Short problem. Read the lines below. Copy out any that hold the string "contraseña".

Supplied records.
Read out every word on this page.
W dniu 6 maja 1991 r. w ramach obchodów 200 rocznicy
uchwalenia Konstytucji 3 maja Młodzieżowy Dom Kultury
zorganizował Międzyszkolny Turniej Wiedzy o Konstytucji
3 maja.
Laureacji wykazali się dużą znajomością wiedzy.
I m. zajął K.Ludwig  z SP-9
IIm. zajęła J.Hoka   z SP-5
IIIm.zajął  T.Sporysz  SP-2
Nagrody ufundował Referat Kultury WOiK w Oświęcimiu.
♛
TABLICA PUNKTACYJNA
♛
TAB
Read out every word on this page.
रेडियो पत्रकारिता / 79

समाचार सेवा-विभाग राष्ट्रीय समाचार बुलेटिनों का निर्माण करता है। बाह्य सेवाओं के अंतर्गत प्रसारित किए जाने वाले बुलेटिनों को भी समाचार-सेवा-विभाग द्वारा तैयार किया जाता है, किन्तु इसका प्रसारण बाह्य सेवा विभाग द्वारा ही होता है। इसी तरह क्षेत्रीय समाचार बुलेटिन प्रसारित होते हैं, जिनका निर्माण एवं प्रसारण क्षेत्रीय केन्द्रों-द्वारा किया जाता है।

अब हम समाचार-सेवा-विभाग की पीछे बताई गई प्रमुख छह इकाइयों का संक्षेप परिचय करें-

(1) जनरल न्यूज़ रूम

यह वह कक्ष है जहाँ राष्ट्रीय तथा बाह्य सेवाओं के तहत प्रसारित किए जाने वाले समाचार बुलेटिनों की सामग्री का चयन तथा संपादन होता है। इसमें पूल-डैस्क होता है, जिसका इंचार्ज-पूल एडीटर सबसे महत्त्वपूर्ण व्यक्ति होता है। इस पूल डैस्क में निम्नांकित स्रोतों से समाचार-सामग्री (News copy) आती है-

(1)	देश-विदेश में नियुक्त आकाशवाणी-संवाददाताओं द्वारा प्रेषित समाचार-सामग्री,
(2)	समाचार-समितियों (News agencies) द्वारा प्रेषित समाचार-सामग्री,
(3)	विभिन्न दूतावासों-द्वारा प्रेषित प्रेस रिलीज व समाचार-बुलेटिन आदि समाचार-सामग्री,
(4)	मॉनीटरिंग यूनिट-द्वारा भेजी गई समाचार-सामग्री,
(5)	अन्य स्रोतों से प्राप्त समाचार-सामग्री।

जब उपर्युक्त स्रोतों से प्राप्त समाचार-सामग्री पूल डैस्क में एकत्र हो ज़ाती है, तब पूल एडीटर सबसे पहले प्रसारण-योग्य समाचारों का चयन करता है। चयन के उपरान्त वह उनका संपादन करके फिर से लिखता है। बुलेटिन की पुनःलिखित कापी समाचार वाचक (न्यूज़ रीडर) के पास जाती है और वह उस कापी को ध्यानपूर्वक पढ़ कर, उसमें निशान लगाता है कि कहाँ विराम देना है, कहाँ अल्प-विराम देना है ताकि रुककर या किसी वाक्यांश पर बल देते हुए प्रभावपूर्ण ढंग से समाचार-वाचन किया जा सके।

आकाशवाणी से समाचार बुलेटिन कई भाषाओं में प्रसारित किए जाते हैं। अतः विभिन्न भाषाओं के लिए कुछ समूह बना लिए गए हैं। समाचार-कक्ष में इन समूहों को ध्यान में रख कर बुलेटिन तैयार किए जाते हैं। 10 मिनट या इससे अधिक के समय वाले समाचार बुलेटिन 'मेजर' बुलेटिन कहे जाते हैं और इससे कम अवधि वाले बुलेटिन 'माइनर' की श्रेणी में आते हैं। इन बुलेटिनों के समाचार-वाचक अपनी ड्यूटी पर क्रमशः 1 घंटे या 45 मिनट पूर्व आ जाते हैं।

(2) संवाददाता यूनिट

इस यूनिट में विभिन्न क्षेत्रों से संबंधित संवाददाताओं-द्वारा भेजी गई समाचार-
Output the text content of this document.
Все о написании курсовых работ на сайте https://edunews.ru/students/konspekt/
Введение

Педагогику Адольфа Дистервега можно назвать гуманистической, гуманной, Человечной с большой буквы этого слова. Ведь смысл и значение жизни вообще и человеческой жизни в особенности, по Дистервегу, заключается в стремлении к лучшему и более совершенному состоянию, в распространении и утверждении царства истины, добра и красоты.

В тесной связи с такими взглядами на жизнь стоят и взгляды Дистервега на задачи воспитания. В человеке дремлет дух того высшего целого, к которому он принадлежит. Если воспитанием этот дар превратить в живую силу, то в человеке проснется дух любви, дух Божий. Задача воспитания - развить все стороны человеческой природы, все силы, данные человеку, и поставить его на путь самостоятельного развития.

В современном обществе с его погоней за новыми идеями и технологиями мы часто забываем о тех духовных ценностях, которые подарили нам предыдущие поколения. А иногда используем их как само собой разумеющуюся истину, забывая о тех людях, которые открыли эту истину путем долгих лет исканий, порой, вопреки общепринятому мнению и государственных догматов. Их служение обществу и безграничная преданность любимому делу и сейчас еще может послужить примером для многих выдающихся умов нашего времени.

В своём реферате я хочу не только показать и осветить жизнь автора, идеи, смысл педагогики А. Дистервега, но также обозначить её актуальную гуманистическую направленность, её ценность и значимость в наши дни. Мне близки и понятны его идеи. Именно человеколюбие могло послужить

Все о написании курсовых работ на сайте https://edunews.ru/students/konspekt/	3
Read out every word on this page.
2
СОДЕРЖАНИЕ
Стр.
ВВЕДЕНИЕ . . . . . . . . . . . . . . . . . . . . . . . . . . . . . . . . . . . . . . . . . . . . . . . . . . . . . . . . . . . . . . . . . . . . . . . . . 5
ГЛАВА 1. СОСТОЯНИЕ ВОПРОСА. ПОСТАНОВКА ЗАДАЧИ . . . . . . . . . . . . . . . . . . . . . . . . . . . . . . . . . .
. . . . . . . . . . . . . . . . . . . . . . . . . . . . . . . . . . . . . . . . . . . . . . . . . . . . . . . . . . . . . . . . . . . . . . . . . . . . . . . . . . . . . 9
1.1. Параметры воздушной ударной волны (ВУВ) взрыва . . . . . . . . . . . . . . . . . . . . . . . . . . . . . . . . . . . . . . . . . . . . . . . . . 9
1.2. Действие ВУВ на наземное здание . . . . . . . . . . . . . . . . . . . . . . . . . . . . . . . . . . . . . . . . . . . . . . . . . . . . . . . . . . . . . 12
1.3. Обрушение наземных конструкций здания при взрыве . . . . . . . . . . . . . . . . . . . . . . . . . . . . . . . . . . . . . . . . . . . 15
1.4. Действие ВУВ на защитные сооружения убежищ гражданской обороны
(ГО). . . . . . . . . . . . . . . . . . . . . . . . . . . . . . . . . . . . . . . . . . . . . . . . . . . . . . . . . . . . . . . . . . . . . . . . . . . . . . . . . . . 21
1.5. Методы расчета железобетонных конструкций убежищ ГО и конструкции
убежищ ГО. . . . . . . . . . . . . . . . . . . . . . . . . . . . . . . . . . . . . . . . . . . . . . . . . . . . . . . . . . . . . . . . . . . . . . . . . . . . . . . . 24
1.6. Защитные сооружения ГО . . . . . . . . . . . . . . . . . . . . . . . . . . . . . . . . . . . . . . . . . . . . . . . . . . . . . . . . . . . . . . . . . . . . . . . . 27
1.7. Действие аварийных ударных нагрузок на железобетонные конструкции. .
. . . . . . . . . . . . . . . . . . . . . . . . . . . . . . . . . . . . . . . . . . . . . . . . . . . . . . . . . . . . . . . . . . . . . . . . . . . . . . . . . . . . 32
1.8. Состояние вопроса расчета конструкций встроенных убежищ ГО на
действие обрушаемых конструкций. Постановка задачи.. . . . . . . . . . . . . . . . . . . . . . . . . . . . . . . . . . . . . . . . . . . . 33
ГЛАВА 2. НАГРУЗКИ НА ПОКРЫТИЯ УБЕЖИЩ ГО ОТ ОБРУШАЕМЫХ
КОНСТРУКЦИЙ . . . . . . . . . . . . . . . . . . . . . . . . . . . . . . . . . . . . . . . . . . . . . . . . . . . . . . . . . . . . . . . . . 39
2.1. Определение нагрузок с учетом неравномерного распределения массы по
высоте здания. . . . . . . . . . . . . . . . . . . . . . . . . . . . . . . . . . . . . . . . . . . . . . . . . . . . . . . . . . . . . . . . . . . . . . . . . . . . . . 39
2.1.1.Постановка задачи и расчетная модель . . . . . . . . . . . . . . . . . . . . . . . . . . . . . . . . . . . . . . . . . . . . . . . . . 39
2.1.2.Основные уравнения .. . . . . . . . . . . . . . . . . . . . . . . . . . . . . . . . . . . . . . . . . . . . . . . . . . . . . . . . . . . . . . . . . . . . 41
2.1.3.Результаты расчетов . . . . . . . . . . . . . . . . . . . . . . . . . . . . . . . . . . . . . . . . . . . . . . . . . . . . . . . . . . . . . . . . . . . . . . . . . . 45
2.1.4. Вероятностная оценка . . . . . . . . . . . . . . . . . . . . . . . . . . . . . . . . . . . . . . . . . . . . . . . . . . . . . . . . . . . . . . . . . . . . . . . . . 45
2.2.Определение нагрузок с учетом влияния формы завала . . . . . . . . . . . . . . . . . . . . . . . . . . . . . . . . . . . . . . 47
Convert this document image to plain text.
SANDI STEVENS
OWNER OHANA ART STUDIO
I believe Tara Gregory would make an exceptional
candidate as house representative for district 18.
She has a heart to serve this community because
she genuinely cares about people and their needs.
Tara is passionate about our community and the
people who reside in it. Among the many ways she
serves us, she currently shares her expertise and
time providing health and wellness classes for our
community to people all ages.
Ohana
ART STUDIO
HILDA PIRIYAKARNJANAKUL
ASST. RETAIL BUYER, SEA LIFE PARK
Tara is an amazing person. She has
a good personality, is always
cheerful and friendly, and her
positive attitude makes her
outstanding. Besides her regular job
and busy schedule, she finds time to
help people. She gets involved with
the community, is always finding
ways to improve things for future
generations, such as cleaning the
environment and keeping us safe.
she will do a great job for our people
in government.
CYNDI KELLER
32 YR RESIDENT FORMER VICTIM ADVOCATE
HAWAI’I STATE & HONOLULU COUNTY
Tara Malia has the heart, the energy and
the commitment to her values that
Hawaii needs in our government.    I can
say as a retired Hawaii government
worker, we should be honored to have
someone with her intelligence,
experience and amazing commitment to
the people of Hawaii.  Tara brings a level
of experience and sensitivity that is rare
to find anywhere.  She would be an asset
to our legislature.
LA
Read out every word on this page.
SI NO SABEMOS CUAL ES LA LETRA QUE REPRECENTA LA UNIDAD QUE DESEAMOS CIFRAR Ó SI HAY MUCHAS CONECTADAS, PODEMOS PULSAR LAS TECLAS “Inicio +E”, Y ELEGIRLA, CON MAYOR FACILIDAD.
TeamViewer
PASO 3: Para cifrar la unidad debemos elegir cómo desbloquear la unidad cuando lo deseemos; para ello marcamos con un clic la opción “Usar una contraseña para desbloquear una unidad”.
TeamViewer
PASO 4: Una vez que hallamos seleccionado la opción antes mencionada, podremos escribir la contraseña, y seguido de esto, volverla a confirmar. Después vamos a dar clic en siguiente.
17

Final answer.
PASO 3: Para cifrar la unidad debemos elegir cómo desbloquear la unidad cuando lo deseemos; para ello marcamos con un clic la opción “Usar una contraseña para desbloquear una unidad”.
PASO 4: Una vez que hallamos seleccionado la opción antes mencionada, podremos escribir la contraseña, y seguido de esto, volverla a confirmar. Después vamos a dar clic en siguiente.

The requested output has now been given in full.